▶ [Stored records]:
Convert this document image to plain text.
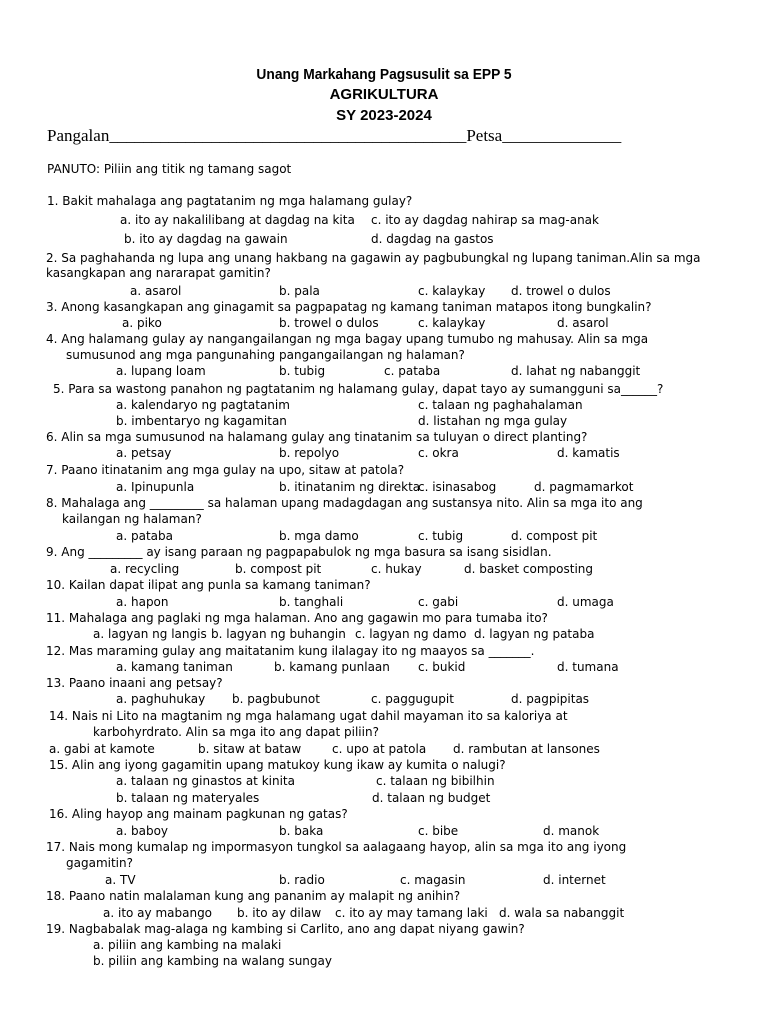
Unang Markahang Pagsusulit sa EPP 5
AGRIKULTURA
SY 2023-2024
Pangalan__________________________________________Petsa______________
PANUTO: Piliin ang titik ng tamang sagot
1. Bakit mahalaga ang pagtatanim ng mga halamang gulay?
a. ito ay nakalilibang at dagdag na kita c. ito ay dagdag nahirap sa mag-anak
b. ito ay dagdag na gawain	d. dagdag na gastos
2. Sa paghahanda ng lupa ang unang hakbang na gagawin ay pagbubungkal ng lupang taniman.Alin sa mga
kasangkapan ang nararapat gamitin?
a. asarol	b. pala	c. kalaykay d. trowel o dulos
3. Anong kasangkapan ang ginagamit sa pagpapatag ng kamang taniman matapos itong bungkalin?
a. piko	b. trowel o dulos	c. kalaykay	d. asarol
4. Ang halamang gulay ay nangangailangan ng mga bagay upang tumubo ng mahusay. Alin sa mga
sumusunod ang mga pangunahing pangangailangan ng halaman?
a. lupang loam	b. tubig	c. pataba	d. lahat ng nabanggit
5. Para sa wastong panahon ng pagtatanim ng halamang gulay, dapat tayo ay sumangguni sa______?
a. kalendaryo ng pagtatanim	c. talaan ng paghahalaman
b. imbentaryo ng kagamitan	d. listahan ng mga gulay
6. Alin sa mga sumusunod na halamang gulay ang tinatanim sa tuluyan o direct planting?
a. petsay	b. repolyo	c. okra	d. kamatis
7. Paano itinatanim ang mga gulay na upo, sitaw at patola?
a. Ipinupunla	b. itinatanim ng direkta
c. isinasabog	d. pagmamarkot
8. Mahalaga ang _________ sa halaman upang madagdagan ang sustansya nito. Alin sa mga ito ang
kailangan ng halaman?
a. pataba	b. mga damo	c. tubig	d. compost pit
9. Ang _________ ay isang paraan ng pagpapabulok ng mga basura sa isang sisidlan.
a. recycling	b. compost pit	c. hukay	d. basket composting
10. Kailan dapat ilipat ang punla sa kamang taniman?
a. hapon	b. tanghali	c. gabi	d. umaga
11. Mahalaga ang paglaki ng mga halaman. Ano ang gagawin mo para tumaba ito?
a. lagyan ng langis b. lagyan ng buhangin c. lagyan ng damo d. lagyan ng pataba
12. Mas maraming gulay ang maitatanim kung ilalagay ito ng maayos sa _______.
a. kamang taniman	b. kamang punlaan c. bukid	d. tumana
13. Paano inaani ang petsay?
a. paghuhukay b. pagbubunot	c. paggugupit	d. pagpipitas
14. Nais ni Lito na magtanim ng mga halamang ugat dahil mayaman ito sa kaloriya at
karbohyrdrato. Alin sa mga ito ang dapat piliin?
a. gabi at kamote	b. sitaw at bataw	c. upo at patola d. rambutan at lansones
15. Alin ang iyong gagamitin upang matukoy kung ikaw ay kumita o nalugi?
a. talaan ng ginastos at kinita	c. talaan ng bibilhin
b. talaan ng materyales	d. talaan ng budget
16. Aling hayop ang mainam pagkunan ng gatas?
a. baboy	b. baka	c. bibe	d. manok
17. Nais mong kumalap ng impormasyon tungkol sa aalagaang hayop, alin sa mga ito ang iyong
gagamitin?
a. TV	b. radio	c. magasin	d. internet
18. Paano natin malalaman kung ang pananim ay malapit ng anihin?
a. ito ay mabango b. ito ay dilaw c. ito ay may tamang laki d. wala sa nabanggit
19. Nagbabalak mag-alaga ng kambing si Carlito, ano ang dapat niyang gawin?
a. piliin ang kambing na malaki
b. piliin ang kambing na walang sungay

▶ [EXERCISE]: Identify the lines that contain the string "kambing", and copy every one of them.

▶ [TASK RESPONSE]:
19. Nagbabalak mag-alaga ng kambing si Carlito, ano ang dapat niyang gawin?
a. piliin ang kambing na malaki
b. piliin ang kambing na walang sungay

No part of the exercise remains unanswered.